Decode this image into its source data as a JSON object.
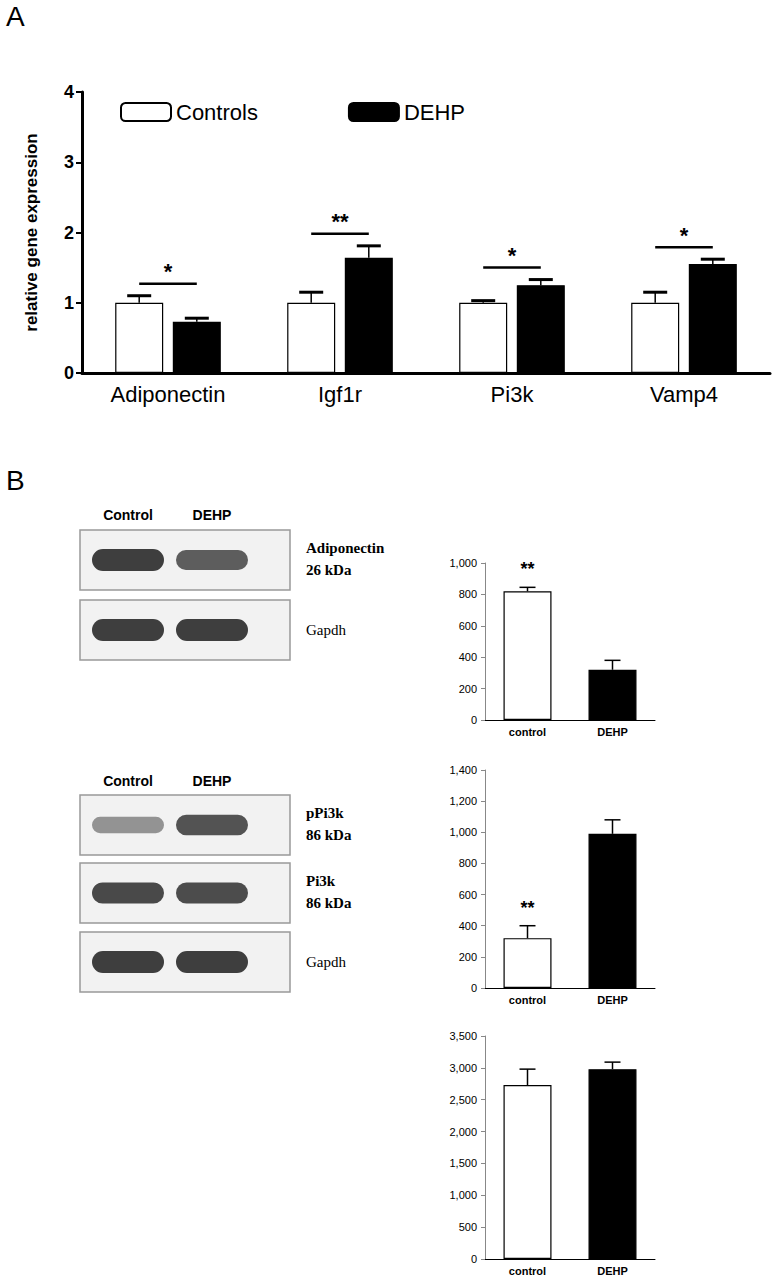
{
  "panel_labels": [
    "A",
    "B"
  ],
  "chart_data": [
    {
      "type": "bar",
      "ylabel": "relative gene expression",
      "categories": [
        "Adiponectin",
        "Igf1r",
        "Pi3k",
        "Vamp4"
      ],
      "series": [
        {
          "name": "Controls",
          "color": "#ffffff",
          "values": [
            1,
            1,
            1,
            1
          ],
          "errors": [
            0.1,
            0.15,
            0.03,
            0.15
          ]
        },
        {
          "name": "DEHP",
          "color": "#000000",
          "values": [
            0.73,
            1.64,
            1.25,
            1.55
          ],
          "errors": [
            0.05,
            0.17,
            0.08,
            0.07
          ]
        }
      ],
      "significance": [
        "*",
        "**",
        "*",
        "*"
      ],
      "ylim": [
        0,
        4
      ],
      "yticks": [
        0,
        1,
        2,
        3,
        4
      ],
      "legend": "top-left"
    },
    {
      "type": "bar",
      "categories": [
        "control",
        "DEHP"
      ],
      "values": [
        820,
        320
      ],
      "errors": [
        25,
        60
      ],
      "colors": [
        "#ffffff",
        "#000000"
      ],
      "significance": "**",
      "ylim": [
        0,
        1000
      ],
      "yticks": [
        0,
        200,
        400,
        600,
        800,
        1000
      ]
    },
    {
      "type": "bar",
      "categories": [
        "control",
        "DEHP"
      ],
      "values": [
        320,
        990
      ],
      "errors": [
        80,
        90
      ],
      "colors": [
        "#ffffff",
        "#000000"
      ],
      "significance": "**",
      "ylim": [
        0,
        1400
      ],
      "yticks": [
        0,
        200,
        400,
        600,
        800,
        1000,
        1200,
        1400
      ]
    },
    {
      "type": "bar",
      "categories": [
        "control",
        "DEHP"
      ],
      "values": [
        2730,
        2980
      ],
      "errors": [
        250,
        110
      ],
      "colors": [
        "#ffffff",
        "#000000"
      ],
      "ylim": [
        0,
        3500
      ],
      "yticks": [
        0,
        500,
        1000,
        1500,
        2000,
        2500,
        3000,
        3500
      ]
    }
  ],
  "blots": [
    {
      "lanes": [
        "Control",
        "DEHP"
      ],
      "rows": [
        {
          "label": "Adiponectin",
          "size": "26 kDa"
        },
        {
          "label": "Gapdh"
        }
      ]
    },
    {
      "lanes": [
        "Control",
        "DEHP"
      ],
      "rows": [
        {
          "label": "pPi3k",
          "size": "86 kDa"
        },
        {
          "label": "Pi3k",
          "size": "86 kDa"
        },
        {
          "label": "Gapdh"
        }
      ]
    }
  ]
}
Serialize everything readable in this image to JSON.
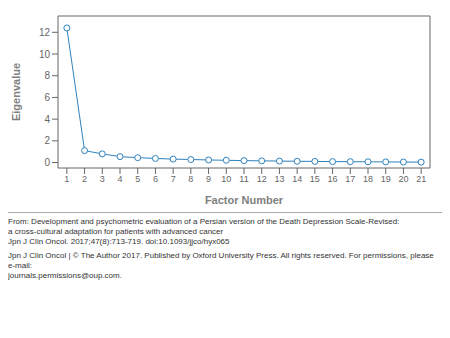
{
  "chart_data": {
    "type": "line",
    "x": [
      1,
      2,
      3,
      4,
      5,
      6,
      7,
      8,
      9,
      10,
      11,
      12,
      13,
      14,
      15,
      16,
      17,
      18,
      19,
      20,
      21
    ],
    "values": [
      12.4,
      1.1,
      0.8,
      0.55,
      0.45,
      0.38,
      0.32,
      0.28,
      0.24,
      0.21,
      0.18,
      0.16,
      0.14,
      0.12,
      0.11,
      0.09,
      0.08,
      0.07,
      0.06,
      0.05,
      0.04
    ],
    "xlabel": "Factor Number",
    "ylabel": "Eigenvalue",
    "xlim": [
      0.5,
      21.5
    ],
    "ylim": [
      -0.5,
      13.5
    ],
    "xticks": [
      1,
      2,
      3,
      4,
      5,
      6,
      7,
      8,
      9,
      10,
      11,
      12,
      13,
      14,
      15,
      16,
      17,
      18,
      19,
      20,
      21
    ],
    "yticks": [
      0,
      2,
      4,
      6,
      8,
      10,
      12
    ],
    "grid": false,
    "marker": "circle",
    "annotations": [
      "From: Development and psychometric evaluation of a Persian version of the Death Depression Scale-Revised:",
      "a cross-cultural adaptation for patients with advanced cancer",
      "Jpn J Clin Oncol. 2017;47(8):713-719. doi:10.1093/jjco/hyx065",
      "Jpn J Clin Oncol | © The Author 2017. Published by Oxford University Press. All rights reserved. For permissions, please e-mail:",
      "journals.permissions@oup.com."
    ]
  }
}
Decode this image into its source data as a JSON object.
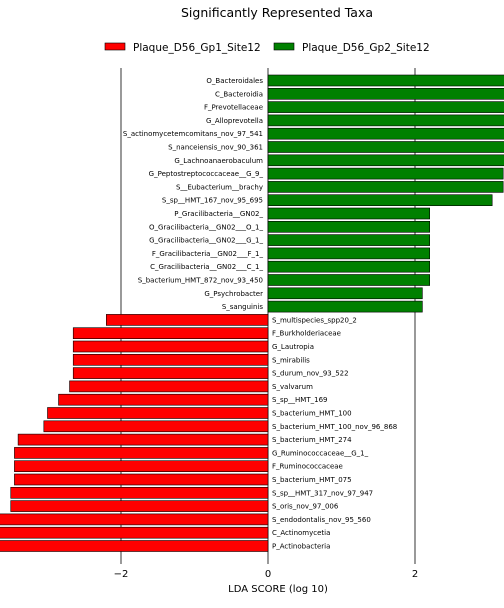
{
  "chart_data": {
    "type": "bar",
    "orientation": "horizontal",
    "title": "Significantly Represented Taxa",
    "xlabel": "LDA SCORE (log 10)",
    "ylabel": "",
    "xlim": [
      -4.4,
      5.2
    ],
    "xticks": [
      -4,
      -2,
      0,
      2,
      4
    ],
    "grid": "vertical lines at major ticks",
    "legend_position": "top",
    "series": [
      {
        "name": "Plaque_D56_Gp1_Site12",
        "color": "#ff0000"
      },
      {
        "name": "Plaque_D56_Gp2_Site12",
        "color": "#008000"
      }
    ],
    "categories": [
      "O_Bacteroidales",
      "C_Bacteroidia",
      "F_Prevotellaceae",
      "G_Alloprevotella",
      "S_actinomycetemcomitans_nov_97_541",
      "S_nanceiensis_nov_90_361",
      "G_Lachnoanaerobaculum",
      "G_Peptostreptococcaceae__G_9_",
      "S__Eubacterium__brachy",
      "S_sp__HMT_167_nov_95_695",
      "P_Gracilibacteria__GN02_",
      "O_Gracilibacteria__GN02___O_1_",
      "G_Gracilibacteria__GN02___G_1_",
      "F_Gracilibacteria__GN02___F_1_",
      "C_Gracilibacteria__GN02___C_1_",
      "S_bacterium_HMT_872_nov_93_450",
      "G_Psychrobacter",
      "S_sanguinis",
      "S_multispecies_spp20_2",
      "F_Burkholderiaceae",
      "G_Lautropia",
      "S_mirabilis",
      "S_durum_nov_93_522",
      "S_valvarum",
      "S_sp__HMT_169",
      "S_bacterium_HMT_100",
      "S_bacterium_HMT_100_nov_96_868",
      "S_bacterium_HMT_274",
      "G_Ruminococcaceae__G_1_",
      "F_Ruminococcaceae",
      "S_bacterium_HMT_075",
      "S_sp__HMT_317_nov_97_947",
      "S_oris_nov_97_006",
      "S_endodontalis_nov_95_560",
      "C_Actinomycetia",
      "P_Actinobacteria"
    ],
    "values": [
      4.6,
      4.6,
      4.4,
      4.3,
      3.8,
      3.65,
      3.35,
      3.2,
      3.2,
      3.05,
      2.2,
      2.2,
      2.2,
      2.2,
      2.2,
      2.2,
      2.1,
      2.1,
      -2.2,
      -2.65,
      -2.65,
      -2.65,
      -2.65,
      -2.7,
      -2.85,
      -3.0,
      -3.05,
      -3.4,
      -3.45,
      -3.45,
      -3.45,
      -3.5,
      -3.5,
      -3.8,
      -4.1,
      -4.1
    ]
  }
}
****************
> _ACTIVITY_:
Leave the pictures out and print every record exactly.

> _OUTPUT BELOW_:
Decode this image into its source data as a JSON object.
{
  "panel_labels": [
    "A",
    "B"
  ],
  "chart_data": [
    {
      "type": "bar",
      "ylabel": "relative gene expression",
      "categories": [
        "Adiponectin",
        "Igf1r",
        "Pi3k",
        "Vamp4"
      ],
      "series": [
        {
          "name": "Controls",
          "color": "#ffffff",
          "values": [
            1,
            1,
            1,
            1
          ],
          "errors": [
            0.1,
            0.15,
            0.03,
            0.15
          ]
        },
        {
          "name": "DEHP",
          "color": "#000000",
          "values": [
            0.73,
            1.64,
            1.25,
            1.55
          ],
          "errors": [
            0.05,
            0.17,
            0.08,
            0.07
          ]
        }
      ],
      "significance": [
        "*",
        "**",
        "*",
        "*"
      ],
      "ylim": [
        0,
        4
      ],
      "yticks": [
        0,
        1,
        2,
        3,
        4
      ],
      "legend": "top-left"
    },
    {
      "type": "bar",
      "categories": [
        "control",
        "DEHP"
      ],
      "values": [
        820,
        320
      ],
      "errors": [
        25,
        60
      ],
      "colors": [
        "#ffffff",
        "#000000"
      ],
      "significance": "**",
      "ylim": [
        0,
        1000
      ],
      "yticks": [
        0,
        200,
        400,
        600,
        800,
        1000
      ]
    },
    {
      "type": "bar",
      "categories": [
        "control",
        "DEHP"
      ],
      "values": [
        320,
        990
      ],
      "errors": [
        80,
        90
      ],
      "colors": [
        "#ffffff",
        "#000000"
      ],
      "significance": "**",
      "ylim": [
        0,
        1400
      ],
      "yticks": [
        0,
        200,
        400,
        600,
        800,
        1000,
        1200,
        1400
      ]
    },
    {
      "type": "bar",
      "categories": [
        "control",
        "DEHP"
      ],
      "values": [
        2730,
        2980
      ],
      "errors": [
        250,
        110
      ],
      "colors": [
        "#ffffff",
        "#000000"
      ],
      "ylim": [
        0,
        3500
      ],
      "yticks": [
        0,
        500,
        1000,
        1500,
        2000,
        2500,
        3000,
        3500
      ]
    }
  ],
  "blots": [
    {
      "lanes": [
        "Control",
        "DEHP"
      ],
      "rows": [
        {
          "label": "Adiponectin",
          "size": "26 kDa"
        },
        {
          "label": "Gapdh"
        }
      ]
    },
    {
      "lanes": [
        "Control",
        "DEHP"
      ],
      "rows": [
        {
          "label": "pPi3k",
          "size": "86 kDa"
        },
        {
          "label": "Pi3k",
          "size": "86 kDa"
        },
        {
          "label": "Gapdh"
        }
      ]
    }
  ]
}
Serialize everything readable in this image to JSON.
{
  "chart_data": {
    "type": "line",
    "x": [
      1,
      2,
      3,
      4,
      5,
      6,
      7,
      8,
      9,
      10,
      11,
      12,
      13,
      14,
      15,
      16,
      17,
      18,
      19,
      20,
      21
    ],
    "values": [
      12.4,
      1.1,
      0.8,
      0.55,
      0.45,
      0.38,
      0.32,
      0.28,
      0.24,
      0.21,
      0.18,
      0.16,
      0.14,
      0.12,
      0.11,
      0.09,
      0.08,
      0.07,
      0.06,
      0.05,
      0.04
    ],
    "xlabel": "Factor Number",
    "ylabel": "Eigenvalue",
    "xlim": [
      0.5,
      21.5
    ],
    "ylim": [
      -0.5,
      13.5
    ],
    "xticks": [
      1,
      2,
      3,
      4,
      5,
      6,
      7,
      8,
      9,
      10,
      11,
      12,
      13,
      14,
      15,
      16,
      17,
      18,
      19,
      20,
      21
    ],
    "yticks": [
      0,
      2,
      4,
      6,
      8,
      10,
      12
    ],
    "grid": false,
    "marker": "circle",
    "annotations": [
      "From: Development and psychometric evaluation of a Persian version of the Death Depression Scale-Revised:",
      "a cross-cultural adaptation for patients with advanced cancer",
      "Jpn J Clin Oncol. 2017;47(8):713-719. doi:10.1093/jjco/hyx065",
      "Jpn J Clin Oncol | © The Author 2017. Published by Oxford University Press. All rights reserved. For permissions, please e-mail:",
      "journals.permissions@oup.com."
    ]
  }
}
Decode this image into its source data as a JSON object.
{
  "chart_data": {
    "type": "bar",
    "orientation": "horizontal",
    "title": "Significantly Represented Taxa",
    "xlabel": "LDA SCORE (log 10)",
    "ylabel": "",
    "xlim": [
      -4.4,
      5.2
    ],
    "xticks": [
      -4,
      -2,
      0,
      2,
      4
    ],
    "grid": "vertical lines at major ticks",
    "legend_position": "top",
    "series": [
      {
        "name": "Plaque_D56_Gp1_Site12",
        "color": "#ff0000"
      },
      {
        "name": "Plaque_D56_Gp2_Site12",
        "color": "#008000"
      }
    ],
    "categories": [
      "O_Bacteroidales",
      "C_Bacteroidia",
      "F_Prevotellaceae",
      "G_Alloprevotella",
      "S_actinomycetemcomitans_nov_97_541",
      "S_nanceiensis_nov_90_361",
      "G_Lachnoanaerobaculum",
      "G_Peptostreptococcaceae__G_9_",
      "S__Eubacterium__brachy",
      "S_sp__HMT_167_nov_95_695",
      "P_Gracilibacteria__GN02_",
      "O_Gracilibacteria__GN02___O_1_",
      "G_Gracilibacteria__GN02___G_1_",
      "F_Gracilibacteria__GN02___F_1_",
      "C_Gracilibacteria__GN02___C_1_",
      "S_bacterium_HMT_872_nov_93_450",
      "G_Psychrobacter",
      "S_sanguinis",
      "S_multispecies_spp20_2",
      "F_Burkholderiaceae",
      "G_Lautropia",
      "S_mirabilis",
      "S_durum_nov_93_522",
      "S_valvarum",
      "S_sp__HMT_169",
      "S_bacterium_HMT_100",
      "S_bacterium_HMT_100_nov_96_868",
      "S_bacterium_HMT_274",
      "G_Ruminococcaceae__G_1_",
      "F_Ruminococcaceae",
      "S_bacterium_HMT_075",
      "S_sp__HMT_317_nov_97_947",
      "S_oris_nov_97_006",
      "S_endodontalis_nov_95_560",
      "C_Actinomycetia",
      "P_Actinobacteria"
    ],
    "values": [
      4.6,
      4.6,
      4.4,
      4.3,
      3.8,
      3.65,
      3.35,
      3.2,
      3.2,
      3.05,
      2.2,
      2.2,
      2.2,
      2.2,
      2.2,
      2.2,
      2.1,
      2.1,
      -2.2,
      -2.65,
      -2.65,
      -2.65,
      -2.65,
      -2.7,
      -2.85,
      -3.0,
      -3.05,
      -3.4,
      -3.45,
      -3.45,
      -3.45,
      -3.5,
      -3.5,
      -3.8,
      -4.1,
      -4.1
    ]
  }
}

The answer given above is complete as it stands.